**TASK OBJECTIVE**
Show every line where "this" occurs.

**SUPPLIED INFORMATION**

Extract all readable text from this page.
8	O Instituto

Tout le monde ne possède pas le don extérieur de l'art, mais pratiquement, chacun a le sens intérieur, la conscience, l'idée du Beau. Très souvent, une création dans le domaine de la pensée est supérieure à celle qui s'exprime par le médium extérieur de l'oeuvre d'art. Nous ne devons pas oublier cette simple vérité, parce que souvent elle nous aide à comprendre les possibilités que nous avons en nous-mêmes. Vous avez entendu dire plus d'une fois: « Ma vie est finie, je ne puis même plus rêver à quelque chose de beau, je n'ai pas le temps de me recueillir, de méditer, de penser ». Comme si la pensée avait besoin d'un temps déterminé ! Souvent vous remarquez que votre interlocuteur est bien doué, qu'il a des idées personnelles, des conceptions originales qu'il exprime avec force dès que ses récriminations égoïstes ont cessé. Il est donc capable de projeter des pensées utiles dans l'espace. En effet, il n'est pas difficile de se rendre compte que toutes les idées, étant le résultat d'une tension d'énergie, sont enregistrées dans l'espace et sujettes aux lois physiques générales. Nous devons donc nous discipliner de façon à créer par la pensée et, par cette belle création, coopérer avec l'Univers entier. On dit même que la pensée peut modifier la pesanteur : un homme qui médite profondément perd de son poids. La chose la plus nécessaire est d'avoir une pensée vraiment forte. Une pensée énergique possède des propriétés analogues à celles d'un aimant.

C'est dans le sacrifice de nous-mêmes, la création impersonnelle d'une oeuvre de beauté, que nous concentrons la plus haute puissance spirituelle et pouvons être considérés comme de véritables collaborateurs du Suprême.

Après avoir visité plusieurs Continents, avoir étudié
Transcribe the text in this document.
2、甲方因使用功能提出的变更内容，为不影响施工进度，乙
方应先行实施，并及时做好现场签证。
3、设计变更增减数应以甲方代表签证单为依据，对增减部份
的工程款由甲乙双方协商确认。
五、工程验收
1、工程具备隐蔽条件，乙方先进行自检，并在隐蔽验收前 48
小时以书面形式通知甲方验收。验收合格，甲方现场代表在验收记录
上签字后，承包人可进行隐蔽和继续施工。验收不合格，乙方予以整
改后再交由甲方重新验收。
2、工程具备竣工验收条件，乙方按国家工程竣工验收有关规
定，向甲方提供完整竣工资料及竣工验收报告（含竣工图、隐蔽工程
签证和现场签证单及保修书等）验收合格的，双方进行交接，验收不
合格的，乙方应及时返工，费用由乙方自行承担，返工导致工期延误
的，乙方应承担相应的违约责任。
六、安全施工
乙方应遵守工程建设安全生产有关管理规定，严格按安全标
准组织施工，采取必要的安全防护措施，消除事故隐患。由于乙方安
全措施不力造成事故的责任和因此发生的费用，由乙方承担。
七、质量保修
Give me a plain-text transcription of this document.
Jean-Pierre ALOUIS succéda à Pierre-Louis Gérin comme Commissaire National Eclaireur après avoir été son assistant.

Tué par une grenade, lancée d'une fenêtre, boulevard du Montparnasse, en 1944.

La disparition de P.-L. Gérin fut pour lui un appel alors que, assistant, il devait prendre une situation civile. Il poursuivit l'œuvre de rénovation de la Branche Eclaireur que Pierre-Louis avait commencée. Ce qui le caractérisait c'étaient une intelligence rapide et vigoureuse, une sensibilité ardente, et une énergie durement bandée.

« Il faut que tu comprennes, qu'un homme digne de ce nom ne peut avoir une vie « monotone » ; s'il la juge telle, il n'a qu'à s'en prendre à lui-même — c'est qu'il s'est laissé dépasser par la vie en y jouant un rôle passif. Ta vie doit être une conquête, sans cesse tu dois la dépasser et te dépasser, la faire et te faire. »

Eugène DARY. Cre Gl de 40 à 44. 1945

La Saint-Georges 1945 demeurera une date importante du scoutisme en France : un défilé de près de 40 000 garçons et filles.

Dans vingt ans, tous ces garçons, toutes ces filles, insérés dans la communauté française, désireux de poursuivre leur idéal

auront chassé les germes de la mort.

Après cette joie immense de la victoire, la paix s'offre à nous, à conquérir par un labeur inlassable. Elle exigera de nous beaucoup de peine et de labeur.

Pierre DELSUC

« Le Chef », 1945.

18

**FULL SOLUTION**
Extract all readable text from this page.
Transcribe the text in this document.
Give me a plain-text transcription of this document.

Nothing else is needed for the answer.